Extracted records:
* Start *

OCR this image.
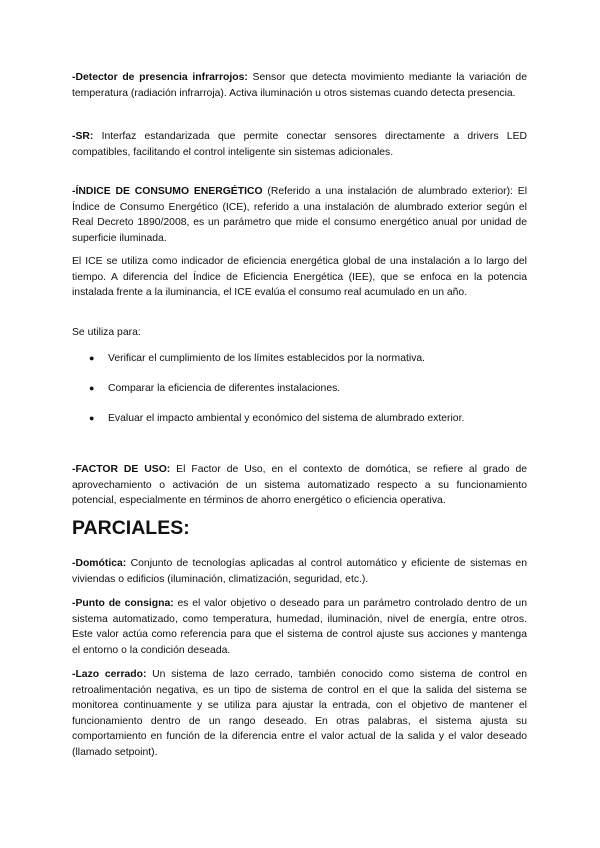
-Detector de presencia infrarrojos: Sensor que detecta movimiento mediante la variación de temperatura (radiación infrarroja). Activa iluminación u otros sistemas cuando detecta presencia.
-SR: Interfaz estandarizada que permite conectar sensores directamente a drivers LED compatibles, facilitando el control inteligente sin sistemas adicionales.
-ÍNDICE DE CONSUMO ENERGÉTICO (Referido a una instalación de alumbrado exterior): El Índice de Consumo Energético (ICE), referido a una instalación de alumbrado exterior según el Real Decreto 1890/2008, es un parámetro que mide el consumo energético anual por unidad de superficie iluminada.
El ICE se utiliza como indicador de eficiencia energética global de una instalación a lo largo del tiempo. A diferencia del Índice de Eficiencia Energética (IEE), que se enfoca en la potencia instalada frente a la iluminancia, el ICE evalúa el consumo real acumulado en un año.
Se utiliza para:
● Verificar el cumplimiento de los límites establecidos por la normativa.
● Comparar la eficiencia de diferentes instalaciones.
● Evaluar el impacto ambiental y económico del sistema de alumbrado exterior.
-FACTOR DE USO: El Factor de Uso, en el contexto de domótica, se refiere al grado de aprovechamiento o activación de un sistema automatizado respecto a su funcionamiento potencial, especialmente en términos de ahorro energético o eficiencia operativa.
PARCIALES:
-Domótica: Conjunto de tecnologías aplicadas al control automático y eficiente de sistemas en viviendas o edificios (iluminación, climatización, seguridad, etc.).
-Punto de consigna: es el valor objetivo o deseado para un parámetro controlado dentro de un sistema automatizado, como temperatura, humedad, iluminación, nivel de energía, entre otros. Este valor actúa como referencia para que el sistema de control ajuste sus acciones y mantenga el entorno o la condición deseada.
-Lazo cerrado: Un sistema de lazo cerrado, también conocido como sistema de control en retroalimentación negativa, es un tipo de sistema de control en el que la salida del sistema se monitorea continuamente y se utiliza para ajustar la entrada, con el objetivo de mantener el funcionamiento dentro de un rango deseado. En otras palabras, el sistema ajusta su comportamiento en función de la diferencia entre el valor actual de la salida y el valor deseado (llamado setpoint).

* End *

Give every record again exactly, apart from the pictures, which stay out.

OCR this image.
-Detector de presencia infrarrojos: Sensor que detecta movimiento mediante la variación de temperatura (radiación infrarroja). Activa iluminación u otros sistemas cuando detecta presencia.
-SR: Interfaz estandarizada que permite conectar sensores directamente a drivers LED compatibles, facilitando el control inteligente sin sistemas adicionales.
-ÍNDICE DE CONSUMO ENERGÉTICO (Referido a una instalación de alumbrado exterior): El Índice de Consumo Energético (ICE), referido a una instalación de alumbrado exterior según el Real Decreto 1890/2008, es un parámetro que mide el consumo energético anual por unidad de superficie iluminada.
El ICE se utiliza como indicador de eficiencia energética global de una instalación a lo largo del tiempo. A diferencia del Índice de Eficiencia Energética (IEE), que se enfoca en la potencia instalada frente a la iluminancia, el ICE evalúa el consumo real acumulado en un año.
Se utiliza para:
● Verificar el cumplimiento de los límites establecidos por la normativa.
● Comparar la eficiencia de diferentes instalaciones.
● Evaluar el impacto ambiental y económico del sistema de alumbrado exterior.
-FACTOR DE USO: El Factor de Uso, en el contexto de domótica, se refiere al grado de aprovechamiento o activación de un sistema automatizado respecto a su funcionamiento potencial, especialmente en términos de ahorro energético o eficiencia operativa.
PARCIALES:
-Domótica: Conjunto de tecnologías aplicadas al control automático y eficiente de sistemas en viviendas o edificios (iluminación, climatización, seguridad, etc.).
-Punto de consigna: es el valor objetivo o deseado para un parámetro controlado dentro de un sistema automatizado, como temperatura, humedad, iluminación, nivel de energía, entre otros. Este valor actúa como referencia para que el sistema de control ajuste sus acciones y mantenga el entorno o la condición deseada.
-Lazo cerrado: Un sistema de lazo cerrado, también conocido como sistema de control en retroalimentación negativa, es un tipo de sistema de control en el que la salida del sistema se monitorea continuamente y se utiliza para ajustar la entrada, con el objetivo de mantener el funcionamiento dentro de un rango deseado. En otras palabras, el sistema ajusta su comportamiento en función de la diferencia entre el valor actual de la salida y el valor deseado (llamado setpoint).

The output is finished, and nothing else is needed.